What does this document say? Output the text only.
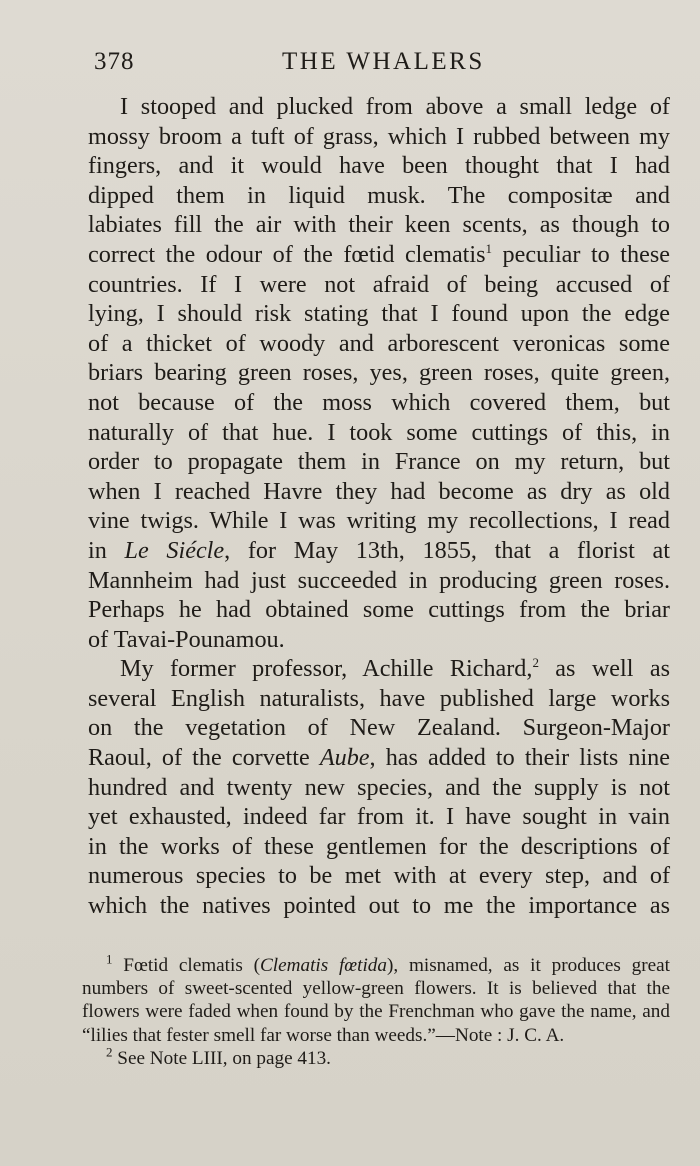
378	THE WHALERS
I stooped and plucked from above a small ledge of
mossy broom a tuft of grass, which I rubbed between my
fingers, and it would have been thought that I had
dipped them in liquid musk. The compositæ and
labiates fill the air with their keen scents, as though to
correct the odour of the fœtid clematis$^1$ peculiar to these
countries. If I were not afraid of being accused of
lying, I should risk stating that I found upon the edge
of a thicket of woody and arborescent veronicas some
briars bearing green roses, yes, green roses, quite green,
not because of the moss which covered them, but
naturally of that hue. I took some cuttings of this, in
order to propagate them in France on my return, but
when I reached Havre they had become as dry as old
vine twigs. While I was writing my recollections, I read
in Le Siécle, for May 13th, 1855, that a florist at
Mannheim had just succeeded in producing green roses.
Perhaps he had obtained some cuttings from the briar
of Tavai-Pounamou.
My former professor, Achille Richard,$^2$ as well as
several English naturalists, have published large works
on the vegetation of New Zealand. Surgeon-Major
Raoul, of the corvette Aube, has added to their lists nine
hundred and twenty new species, and the supply is not
yet exhausted, indeed far from it. I have sought in vain
in the works of these gentlemen for the descriptions of
numerous species to be met with at every step, and of
which the natives pointed out to me the importance as
$^1$ Fœtid clematis (Clematis fœtida), misnamed, as it produces great
numbers of sweet-scented yellow-green flowers. It is believed that the
flowers were faded when found by the Frenchman who gave the name, and
“lilies that fester smell far worse than weeds.”—Note : J. C. A.
$^2$ See Note LIII, on page 413.
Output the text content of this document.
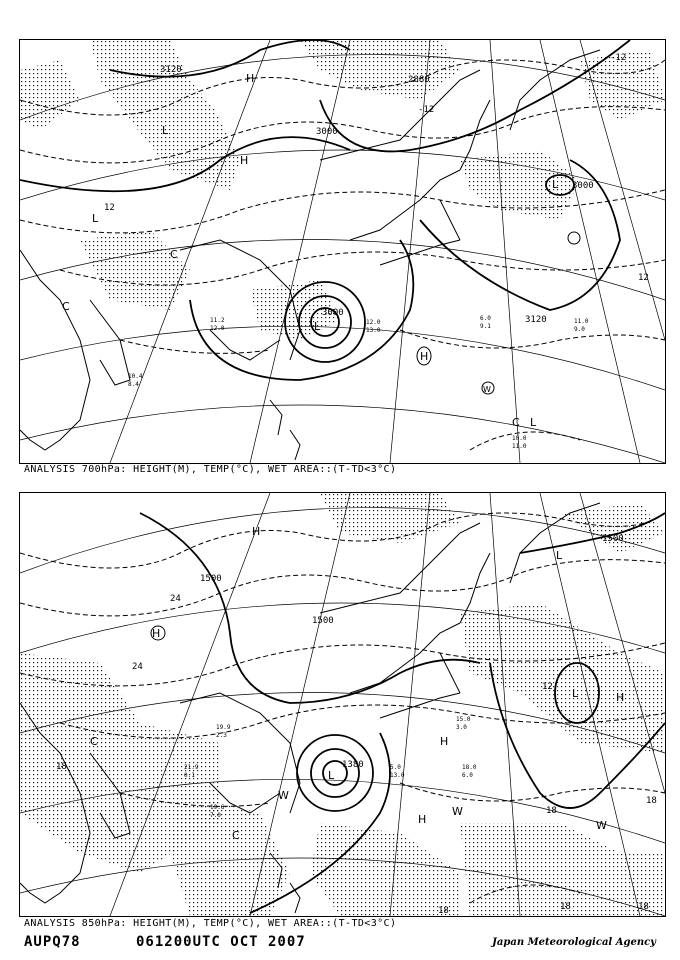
3120
2880
3000
3000
3120
3000
12
-12
12
-12
H
H
H
L
L
L
L
L
C
C
C
W
10.0
11.0
11.0
9.0
12.0
13.0
6.0
9.1
11.2
12.0
10.4
8.4
ANALYSIS 700hPa: HEIGHT(M), TEMP(°C), WET AREA::(T-TD<3°C)
1500
1500
1500
1380
24
24
12
18
18
18
18	18	18
H
H
H
H
H
L
L
L
C
C
W
W
W
19.6
7.0
19.9
2.3
18.0
6.0
15.0
3.0
21.9
0.1
5.0
13.0
ANALYSIS 850hPa: HEIGHT(M), TEMP(°C), WET AREA::(T-TD<3°C)
AUPQ78	061200UTC OCT 2007	Japan Meteorological Agency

===

**Your objective**. Each line above that includes "from" counts once; state the total and nothing more.

**Output for this task**. 3